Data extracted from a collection
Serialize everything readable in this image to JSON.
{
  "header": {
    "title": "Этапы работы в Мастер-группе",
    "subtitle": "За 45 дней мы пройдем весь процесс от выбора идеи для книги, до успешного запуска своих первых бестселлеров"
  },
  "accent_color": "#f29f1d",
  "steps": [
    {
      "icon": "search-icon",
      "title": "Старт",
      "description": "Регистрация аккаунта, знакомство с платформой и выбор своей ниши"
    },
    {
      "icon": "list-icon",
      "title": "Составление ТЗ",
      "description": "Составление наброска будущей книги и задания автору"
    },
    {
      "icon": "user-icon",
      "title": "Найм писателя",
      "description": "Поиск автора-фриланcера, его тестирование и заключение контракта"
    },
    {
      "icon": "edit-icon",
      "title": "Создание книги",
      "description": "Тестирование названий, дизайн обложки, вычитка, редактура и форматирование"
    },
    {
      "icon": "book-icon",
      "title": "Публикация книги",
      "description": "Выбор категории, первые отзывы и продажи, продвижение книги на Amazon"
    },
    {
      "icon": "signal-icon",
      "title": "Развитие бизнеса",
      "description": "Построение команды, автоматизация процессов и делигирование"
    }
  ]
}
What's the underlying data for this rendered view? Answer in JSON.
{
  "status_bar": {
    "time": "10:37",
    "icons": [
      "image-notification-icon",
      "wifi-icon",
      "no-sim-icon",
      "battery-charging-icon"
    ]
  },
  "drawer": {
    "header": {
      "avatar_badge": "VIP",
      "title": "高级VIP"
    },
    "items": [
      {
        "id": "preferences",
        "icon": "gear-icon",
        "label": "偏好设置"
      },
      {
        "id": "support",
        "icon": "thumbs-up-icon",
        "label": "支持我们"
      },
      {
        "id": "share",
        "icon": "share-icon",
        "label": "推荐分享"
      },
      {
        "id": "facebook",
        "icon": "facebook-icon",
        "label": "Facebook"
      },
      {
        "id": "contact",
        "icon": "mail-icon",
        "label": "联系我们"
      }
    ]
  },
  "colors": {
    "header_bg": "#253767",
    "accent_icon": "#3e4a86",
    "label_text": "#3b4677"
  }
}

### WHAT IS EXPECTED
Filter the records above for "книги" and copy every matching line.

### EXERCISE ANSWER
    "subtitle": "За 45 дней мы пройдем весь процесс от выбора идеи для книги, до успешного запуска своих первых бестселлеров"
      "description": "Составление наброска будущей книги и задания автору"
      "title": "Создание книги",
      "title": "Публикация книги",
      "description": "Выбор категории, первые отзывы и продажи, продвижение книги на Amazon"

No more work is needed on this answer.